Required task »
Copy out every line that contains the word "name".

Data section »
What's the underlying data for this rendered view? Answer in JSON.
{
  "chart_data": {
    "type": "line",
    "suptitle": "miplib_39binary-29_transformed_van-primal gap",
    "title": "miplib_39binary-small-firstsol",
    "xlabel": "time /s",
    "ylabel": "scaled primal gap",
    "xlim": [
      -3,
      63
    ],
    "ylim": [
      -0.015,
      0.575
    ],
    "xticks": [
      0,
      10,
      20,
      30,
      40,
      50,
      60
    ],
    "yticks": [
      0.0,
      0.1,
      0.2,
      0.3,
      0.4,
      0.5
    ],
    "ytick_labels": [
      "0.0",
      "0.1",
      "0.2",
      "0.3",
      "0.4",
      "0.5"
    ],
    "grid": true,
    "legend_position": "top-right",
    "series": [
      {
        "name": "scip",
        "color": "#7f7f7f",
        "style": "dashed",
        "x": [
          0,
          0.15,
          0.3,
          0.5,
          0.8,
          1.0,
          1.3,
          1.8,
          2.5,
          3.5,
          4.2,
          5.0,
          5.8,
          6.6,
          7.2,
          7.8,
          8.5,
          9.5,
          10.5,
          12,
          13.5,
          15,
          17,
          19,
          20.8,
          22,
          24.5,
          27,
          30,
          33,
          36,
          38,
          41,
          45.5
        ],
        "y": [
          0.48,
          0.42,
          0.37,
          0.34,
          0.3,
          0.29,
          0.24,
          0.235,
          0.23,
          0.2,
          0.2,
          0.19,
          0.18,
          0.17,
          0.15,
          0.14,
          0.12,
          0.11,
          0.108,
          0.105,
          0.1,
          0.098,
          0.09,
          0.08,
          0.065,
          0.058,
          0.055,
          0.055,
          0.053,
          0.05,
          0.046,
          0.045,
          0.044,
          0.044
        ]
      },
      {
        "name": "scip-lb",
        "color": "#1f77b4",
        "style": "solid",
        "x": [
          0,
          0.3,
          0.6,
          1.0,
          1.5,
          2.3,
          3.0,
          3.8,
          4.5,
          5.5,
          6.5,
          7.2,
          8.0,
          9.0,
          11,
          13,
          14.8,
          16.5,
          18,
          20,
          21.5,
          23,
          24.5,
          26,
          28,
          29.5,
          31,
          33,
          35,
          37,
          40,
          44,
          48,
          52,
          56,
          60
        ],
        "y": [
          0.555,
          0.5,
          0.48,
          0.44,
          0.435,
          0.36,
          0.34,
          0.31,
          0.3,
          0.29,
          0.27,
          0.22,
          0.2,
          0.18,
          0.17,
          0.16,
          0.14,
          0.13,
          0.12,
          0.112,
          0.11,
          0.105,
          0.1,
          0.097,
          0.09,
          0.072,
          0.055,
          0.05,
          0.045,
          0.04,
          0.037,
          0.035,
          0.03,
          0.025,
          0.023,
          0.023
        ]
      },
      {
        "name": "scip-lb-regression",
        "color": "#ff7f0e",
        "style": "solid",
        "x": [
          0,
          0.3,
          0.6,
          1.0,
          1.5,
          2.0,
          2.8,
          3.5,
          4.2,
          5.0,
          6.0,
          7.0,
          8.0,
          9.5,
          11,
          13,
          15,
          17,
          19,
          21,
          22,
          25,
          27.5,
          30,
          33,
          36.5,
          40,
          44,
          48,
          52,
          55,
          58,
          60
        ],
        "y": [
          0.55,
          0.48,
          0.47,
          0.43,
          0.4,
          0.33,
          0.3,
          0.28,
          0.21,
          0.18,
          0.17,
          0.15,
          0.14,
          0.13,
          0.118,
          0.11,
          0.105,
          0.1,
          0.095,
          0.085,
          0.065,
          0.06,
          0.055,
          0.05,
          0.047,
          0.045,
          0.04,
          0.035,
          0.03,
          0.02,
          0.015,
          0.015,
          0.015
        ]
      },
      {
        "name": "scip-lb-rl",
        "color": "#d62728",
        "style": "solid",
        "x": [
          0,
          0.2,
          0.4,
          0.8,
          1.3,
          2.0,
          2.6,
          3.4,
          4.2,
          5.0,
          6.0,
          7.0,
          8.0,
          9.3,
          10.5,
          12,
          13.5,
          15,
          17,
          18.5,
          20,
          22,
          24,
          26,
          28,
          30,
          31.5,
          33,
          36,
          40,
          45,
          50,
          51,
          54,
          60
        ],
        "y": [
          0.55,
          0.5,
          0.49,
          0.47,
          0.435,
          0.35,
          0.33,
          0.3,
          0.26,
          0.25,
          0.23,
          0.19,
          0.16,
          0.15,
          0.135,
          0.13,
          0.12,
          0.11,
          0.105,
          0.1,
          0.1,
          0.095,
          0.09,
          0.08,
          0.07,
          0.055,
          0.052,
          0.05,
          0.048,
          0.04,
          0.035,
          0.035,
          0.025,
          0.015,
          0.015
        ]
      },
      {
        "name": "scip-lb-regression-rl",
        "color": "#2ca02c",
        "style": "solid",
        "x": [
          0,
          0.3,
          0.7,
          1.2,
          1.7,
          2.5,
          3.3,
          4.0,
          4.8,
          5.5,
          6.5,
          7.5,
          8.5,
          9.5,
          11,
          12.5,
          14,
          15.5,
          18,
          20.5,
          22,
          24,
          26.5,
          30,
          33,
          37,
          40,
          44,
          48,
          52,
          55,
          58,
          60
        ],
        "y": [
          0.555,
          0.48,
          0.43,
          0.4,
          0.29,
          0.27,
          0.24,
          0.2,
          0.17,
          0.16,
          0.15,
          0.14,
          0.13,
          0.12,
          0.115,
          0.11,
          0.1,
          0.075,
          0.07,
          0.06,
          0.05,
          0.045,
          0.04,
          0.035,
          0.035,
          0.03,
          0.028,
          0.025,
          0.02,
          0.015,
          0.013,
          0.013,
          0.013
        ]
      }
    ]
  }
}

Answer to this problem »
        "name": "scip",
        "name": "scip-lb",
        "name": "scip-lb-regression",
        "name": "scip-lb-rl",
        "name": "scip-lb-regression-rl",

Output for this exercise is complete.